**** Data for this task ****

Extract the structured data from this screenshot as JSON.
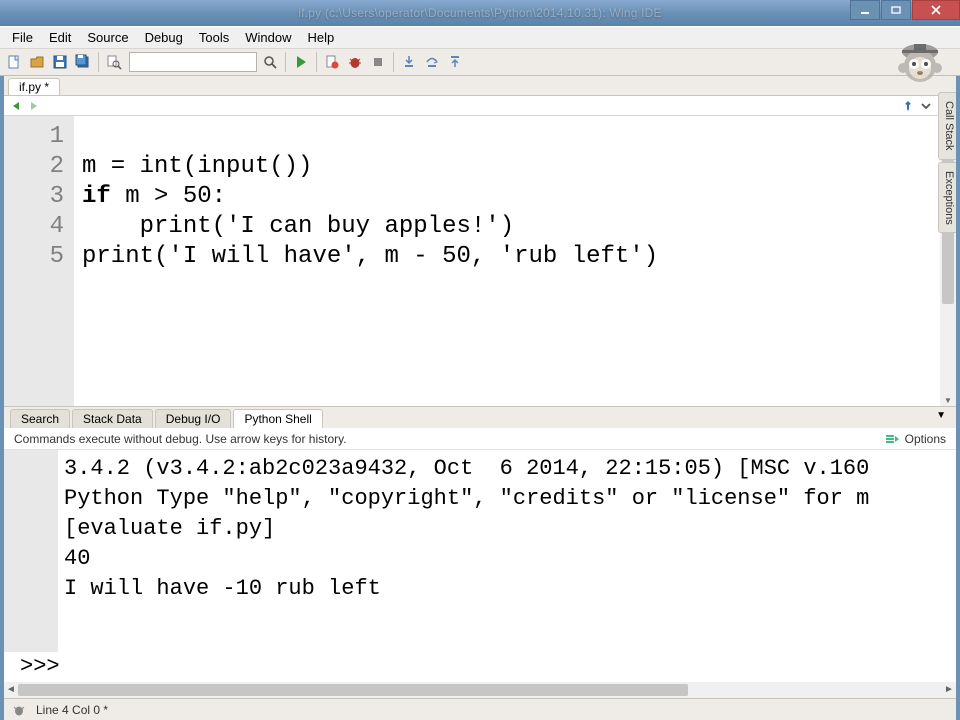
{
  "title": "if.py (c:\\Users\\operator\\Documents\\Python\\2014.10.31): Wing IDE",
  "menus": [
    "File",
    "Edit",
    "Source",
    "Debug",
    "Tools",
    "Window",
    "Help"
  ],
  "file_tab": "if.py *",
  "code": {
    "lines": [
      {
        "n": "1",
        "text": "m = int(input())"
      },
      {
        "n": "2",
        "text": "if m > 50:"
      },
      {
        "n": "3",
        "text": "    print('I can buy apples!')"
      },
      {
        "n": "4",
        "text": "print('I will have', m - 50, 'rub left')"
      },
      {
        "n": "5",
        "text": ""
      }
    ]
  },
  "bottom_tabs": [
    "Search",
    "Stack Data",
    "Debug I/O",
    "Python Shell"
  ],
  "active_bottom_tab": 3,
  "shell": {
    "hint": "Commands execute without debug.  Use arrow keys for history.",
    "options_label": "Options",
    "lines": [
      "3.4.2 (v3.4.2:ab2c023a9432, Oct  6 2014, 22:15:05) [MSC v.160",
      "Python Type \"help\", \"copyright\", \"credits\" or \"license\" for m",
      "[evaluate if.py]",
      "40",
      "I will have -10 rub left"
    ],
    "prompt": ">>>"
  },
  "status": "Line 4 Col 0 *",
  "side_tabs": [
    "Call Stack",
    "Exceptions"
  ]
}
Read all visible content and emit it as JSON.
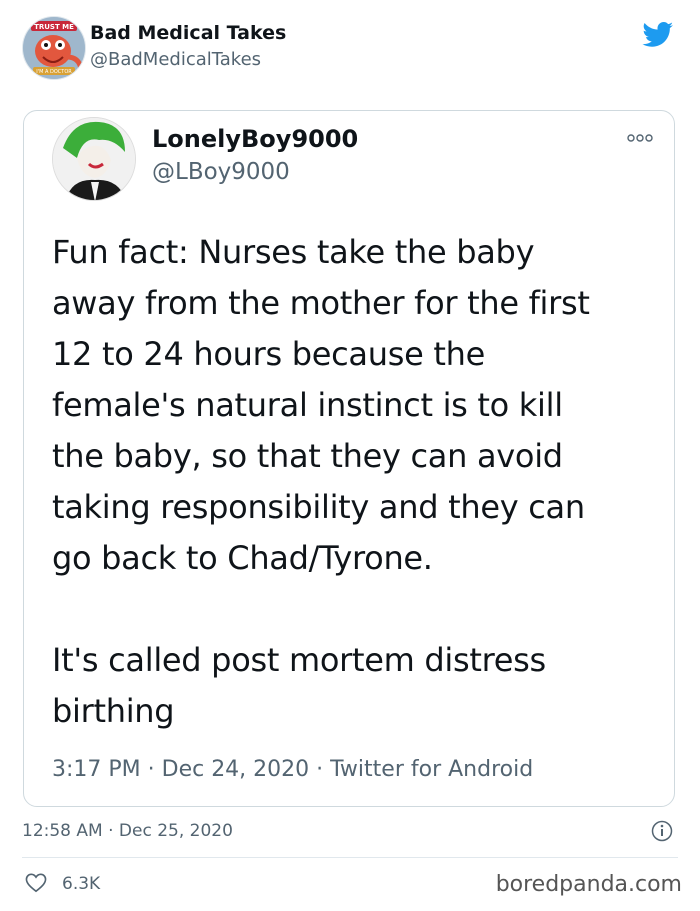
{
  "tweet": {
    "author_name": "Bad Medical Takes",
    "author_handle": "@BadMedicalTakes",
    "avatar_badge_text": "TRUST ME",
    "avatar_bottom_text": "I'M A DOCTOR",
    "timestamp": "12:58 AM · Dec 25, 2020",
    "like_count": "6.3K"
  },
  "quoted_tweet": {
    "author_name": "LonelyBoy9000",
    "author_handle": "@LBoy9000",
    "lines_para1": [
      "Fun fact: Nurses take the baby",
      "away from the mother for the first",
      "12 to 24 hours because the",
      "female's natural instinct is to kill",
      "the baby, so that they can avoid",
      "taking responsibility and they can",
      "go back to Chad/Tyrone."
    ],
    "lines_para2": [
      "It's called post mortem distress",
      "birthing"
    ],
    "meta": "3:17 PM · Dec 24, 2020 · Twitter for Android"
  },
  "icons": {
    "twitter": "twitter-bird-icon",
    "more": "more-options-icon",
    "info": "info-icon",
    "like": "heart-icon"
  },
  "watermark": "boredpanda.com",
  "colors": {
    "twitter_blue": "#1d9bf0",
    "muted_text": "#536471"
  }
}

****

Aim of the exercise - Images in the data above are to be skipped. Retype all other material exactly.

Correct answer -
Extract the structured data from this screenshot as JSON.
{
  "title": "if.py (c:\\Users\\operator\\Documents\\Python\\2014.10.31): Wing IDE",
  "menus": [
    "File",
    "Edit",
    "Source",
    "Debug",
    "Tools",
    "Window",
    "Help"
  ],
  "file_tab": "if.py *",
  "code": {
    "lines": [
      {
        "n": "1",
        "text": "m = int(input())"
      },
      {
        "n": "2",
        "text": "if m > 50:"
      },
      {
        "n": "3",
        "text": "    print('I can buy apples!')"
      },
      {
        "n": "4",
        "text": "print('I will have', m - 50, 'rub left')"
      },
      {
        "n": "5",
        "text": ""
      }
    ]
  },
  "bottom_tabs": [
    "Search",
    "Stack Data",
    "Debug I/O",
    "Python Shell"
  ],
  "active_bottom_tab": 3,
  "shell": {
    "hint": "Commands execute without debug.  Use arrow keys for history.",
    "options_label": "Options",
    "lines": [
      "3.4.2 (v3.4.2:ab2c023a9432, Oct  6 2014, 22:15:05) [MSC v.160",
      "Python Type \"help\", \"copyright\", \"credits\" or \"license\" for m",
      "[evaluate if.py]",
      "40",
      "I will have -10 rub left"
    ],
    "prompt": ">>>"
  },
  "status": "Line 4 Col 0 *",
  "side_tabs": [
    "Call Stack",
    "Exceptions"
  ]
}
Read all visible content and emit it as JSON.
{
  "tweet": {
    "author_name": "Bad Medical Takes",
    "author_handle": "@BadMedicalTakes",
    "avatar_badge_text": "TRUST ME",
    "avatar_bottom_text": "I'M A DOCTOR",
    "timestamp": "12:58 AM · Dec 25, 2020",
    "like_count": "6.3K"
  },
  "quoted_tweet": {
    "author_name": "LonelyBoy9000",
    "author_handle": "@LBoy9000",
    "lines_para1": [
      "Fun fact: Nurses take the baby",
      "away from the mother for the first",
      "12 to 24 hours because the",
      "female's natural instinct is to kill",
      "the baby, so that they can avoid",
      "taking responsibility and they can",
      "go back to Chad/Tyrone."
    ],
    "lines_para2": [
      "It's called post mortem distress",
      "birthing"
    ],
    "meta": "3:17 PM · Dec 24, 2020 · Twitter for Android"
  },
  "icons": {
    "twitter": "twitter-bird-icon",
    "more": "more-options-icon",
    "info": "info-icon",
    "like": "heart-icon"
  },
  "watermark": "boredpanda.com",
  "colors": {
    "twitter_blue": "#1d9bf0",
    "muted_text": "#536471"
  }
}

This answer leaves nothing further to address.